═════ Material to process ═════

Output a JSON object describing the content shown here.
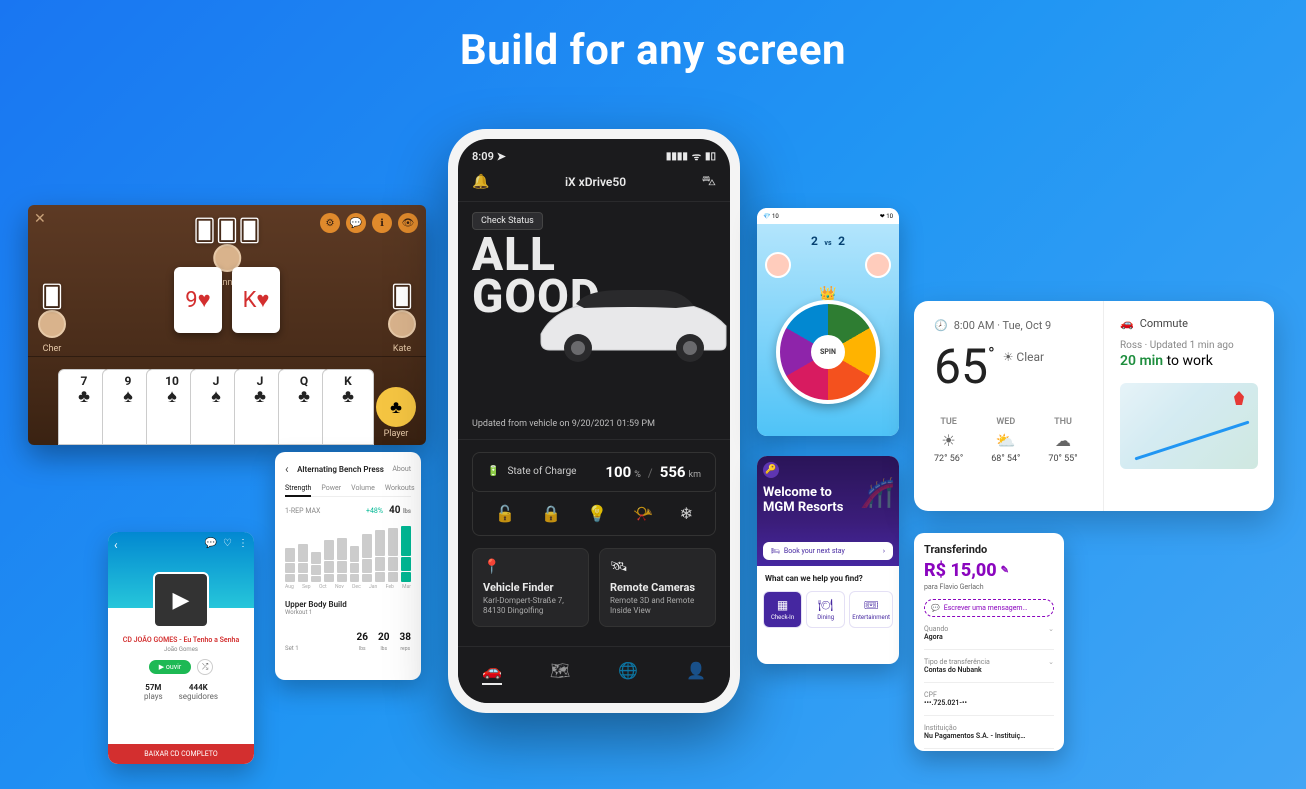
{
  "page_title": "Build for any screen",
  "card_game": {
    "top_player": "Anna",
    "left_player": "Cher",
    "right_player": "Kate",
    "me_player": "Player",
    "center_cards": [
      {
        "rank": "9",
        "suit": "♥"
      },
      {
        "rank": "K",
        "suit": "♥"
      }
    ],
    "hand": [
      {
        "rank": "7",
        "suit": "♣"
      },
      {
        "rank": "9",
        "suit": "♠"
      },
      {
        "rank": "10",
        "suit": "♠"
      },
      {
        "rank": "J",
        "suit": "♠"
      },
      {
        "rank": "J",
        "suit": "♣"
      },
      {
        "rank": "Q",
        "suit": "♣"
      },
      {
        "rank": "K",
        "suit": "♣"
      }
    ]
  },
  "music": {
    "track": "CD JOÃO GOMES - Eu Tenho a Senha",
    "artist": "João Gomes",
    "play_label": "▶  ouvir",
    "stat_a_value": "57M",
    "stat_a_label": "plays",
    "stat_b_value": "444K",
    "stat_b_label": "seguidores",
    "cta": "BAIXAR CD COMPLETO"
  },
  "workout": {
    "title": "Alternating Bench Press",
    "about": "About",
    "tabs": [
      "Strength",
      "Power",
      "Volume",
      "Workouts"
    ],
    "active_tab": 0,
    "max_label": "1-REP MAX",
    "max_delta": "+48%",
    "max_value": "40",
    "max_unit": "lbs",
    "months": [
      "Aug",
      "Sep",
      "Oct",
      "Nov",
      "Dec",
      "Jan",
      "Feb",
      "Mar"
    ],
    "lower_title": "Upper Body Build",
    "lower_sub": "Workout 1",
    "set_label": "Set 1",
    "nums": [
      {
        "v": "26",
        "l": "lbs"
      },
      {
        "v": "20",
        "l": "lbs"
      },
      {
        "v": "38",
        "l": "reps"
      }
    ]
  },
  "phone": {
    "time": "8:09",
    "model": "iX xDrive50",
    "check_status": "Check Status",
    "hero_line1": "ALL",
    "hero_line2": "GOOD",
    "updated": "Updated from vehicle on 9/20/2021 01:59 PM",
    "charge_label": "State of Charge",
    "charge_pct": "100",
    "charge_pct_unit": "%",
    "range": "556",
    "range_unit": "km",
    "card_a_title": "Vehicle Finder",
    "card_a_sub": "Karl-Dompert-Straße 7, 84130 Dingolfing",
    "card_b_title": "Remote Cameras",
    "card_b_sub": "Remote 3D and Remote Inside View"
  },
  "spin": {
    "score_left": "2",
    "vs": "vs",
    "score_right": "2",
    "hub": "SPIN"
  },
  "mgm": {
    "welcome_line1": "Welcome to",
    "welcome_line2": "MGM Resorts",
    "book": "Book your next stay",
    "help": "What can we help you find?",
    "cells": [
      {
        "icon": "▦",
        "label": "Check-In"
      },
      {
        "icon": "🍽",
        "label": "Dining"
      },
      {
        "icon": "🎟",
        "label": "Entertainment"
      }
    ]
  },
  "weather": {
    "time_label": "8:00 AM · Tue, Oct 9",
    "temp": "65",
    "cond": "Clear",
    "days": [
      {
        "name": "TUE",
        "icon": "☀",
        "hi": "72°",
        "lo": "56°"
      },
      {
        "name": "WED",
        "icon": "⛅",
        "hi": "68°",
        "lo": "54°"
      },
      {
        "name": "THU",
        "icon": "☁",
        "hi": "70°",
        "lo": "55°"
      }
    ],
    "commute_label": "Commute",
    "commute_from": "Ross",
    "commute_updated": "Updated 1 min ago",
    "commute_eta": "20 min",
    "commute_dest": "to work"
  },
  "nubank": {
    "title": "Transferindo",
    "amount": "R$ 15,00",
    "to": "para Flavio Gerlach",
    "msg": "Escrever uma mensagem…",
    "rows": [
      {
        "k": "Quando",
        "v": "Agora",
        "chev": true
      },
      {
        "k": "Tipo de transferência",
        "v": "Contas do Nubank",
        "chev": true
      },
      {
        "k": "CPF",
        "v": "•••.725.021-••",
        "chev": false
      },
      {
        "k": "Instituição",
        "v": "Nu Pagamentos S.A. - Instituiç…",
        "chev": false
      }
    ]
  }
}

═════
═════ Material to process ═════

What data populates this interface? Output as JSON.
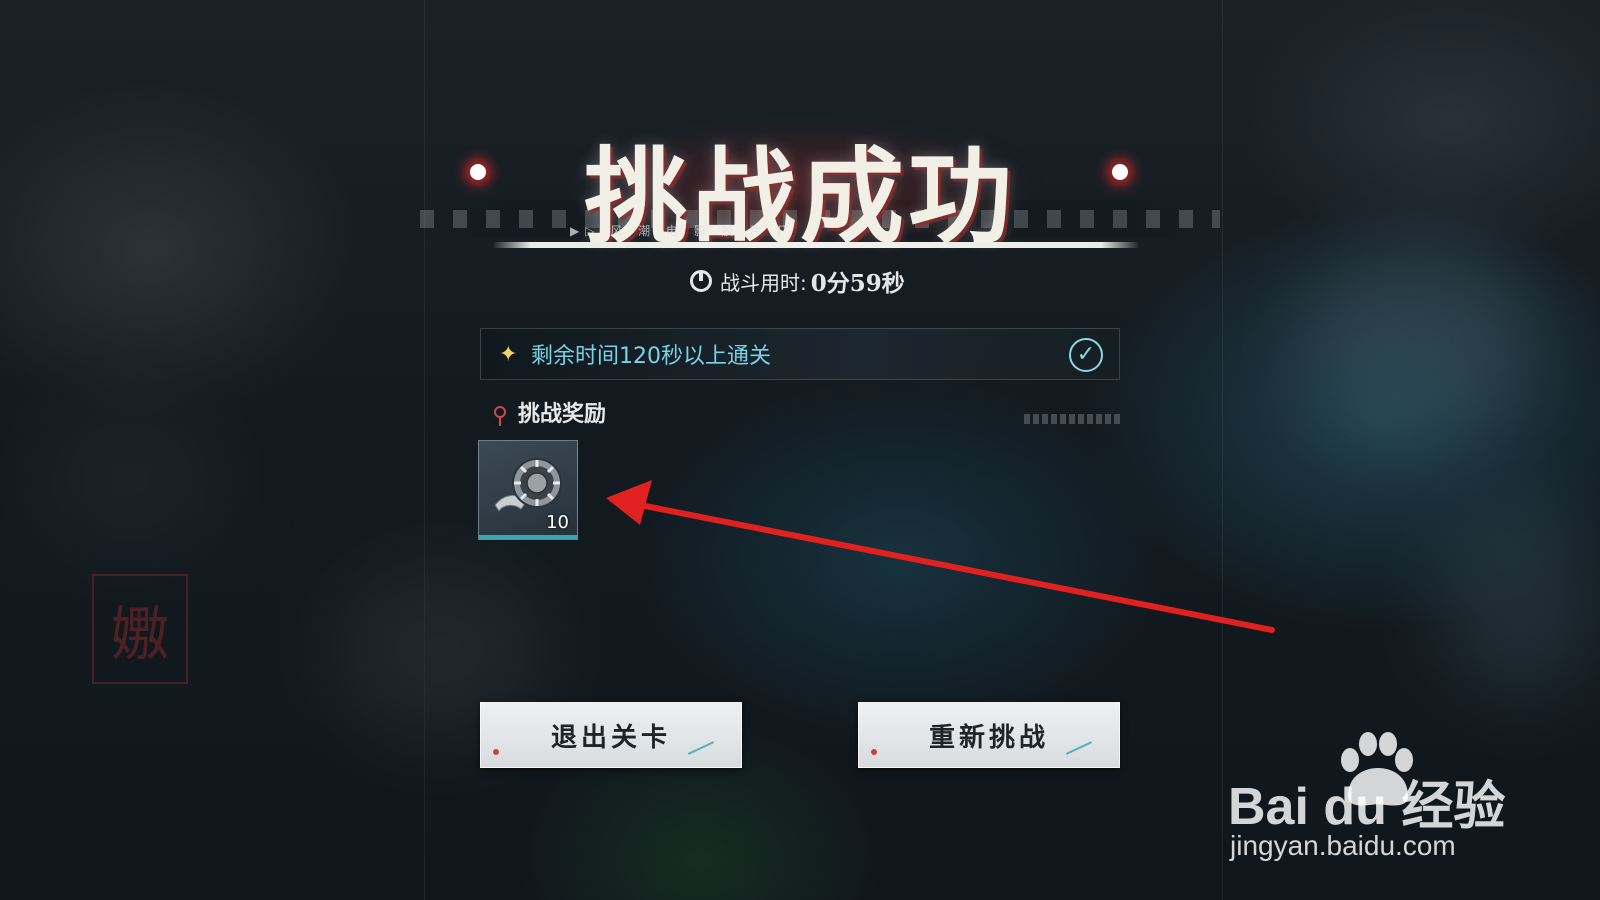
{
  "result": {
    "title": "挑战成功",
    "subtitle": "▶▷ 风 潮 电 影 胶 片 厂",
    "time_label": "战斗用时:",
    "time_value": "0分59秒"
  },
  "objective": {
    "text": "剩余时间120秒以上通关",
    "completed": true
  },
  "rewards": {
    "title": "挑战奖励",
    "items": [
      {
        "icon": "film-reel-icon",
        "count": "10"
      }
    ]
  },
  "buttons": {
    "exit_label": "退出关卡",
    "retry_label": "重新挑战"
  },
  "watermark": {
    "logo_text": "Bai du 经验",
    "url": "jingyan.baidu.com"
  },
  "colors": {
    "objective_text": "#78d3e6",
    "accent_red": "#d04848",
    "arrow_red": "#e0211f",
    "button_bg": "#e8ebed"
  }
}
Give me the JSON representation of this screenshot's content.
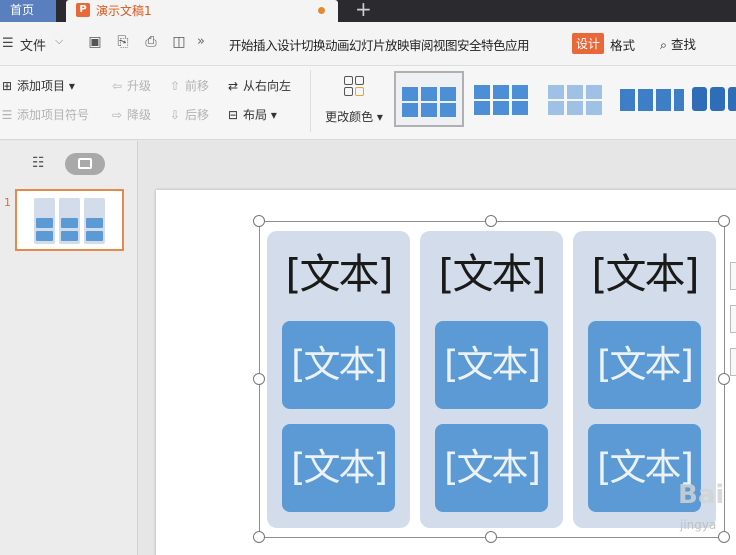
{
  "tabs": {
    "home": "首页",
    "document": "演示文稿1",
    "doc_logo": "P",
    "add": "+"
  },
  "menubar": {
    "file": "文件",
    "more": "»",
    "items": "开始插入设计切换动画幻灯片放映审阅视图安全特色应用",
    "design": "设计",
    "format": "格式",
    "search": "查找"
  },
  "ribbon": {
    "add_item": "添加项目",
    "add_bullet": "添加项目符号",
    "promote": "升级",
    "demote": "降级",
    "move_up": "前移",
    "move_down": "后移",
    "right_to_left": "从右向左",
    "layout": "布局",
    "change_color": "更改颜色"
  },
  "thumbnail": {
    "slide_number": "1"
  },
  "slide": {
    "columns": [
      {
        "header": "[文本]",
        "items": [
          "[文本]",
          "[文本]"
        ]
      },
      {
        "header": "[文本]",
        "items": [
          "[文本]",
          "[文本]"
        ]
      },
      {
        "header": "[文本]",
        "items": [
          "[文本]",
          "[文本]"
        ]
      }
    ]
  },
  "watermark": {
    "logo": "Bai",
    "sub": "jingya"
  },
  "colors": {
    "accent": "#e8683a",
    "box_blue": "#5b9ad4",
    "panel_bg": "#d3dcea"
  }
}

═════

▶ _Job_
Select all lines in the listing above where the word "this" appears, and show them.

▶ _Task solution_
What data populates this interface? Output as JSON.
Give me the JSON representation of this screenshot's content.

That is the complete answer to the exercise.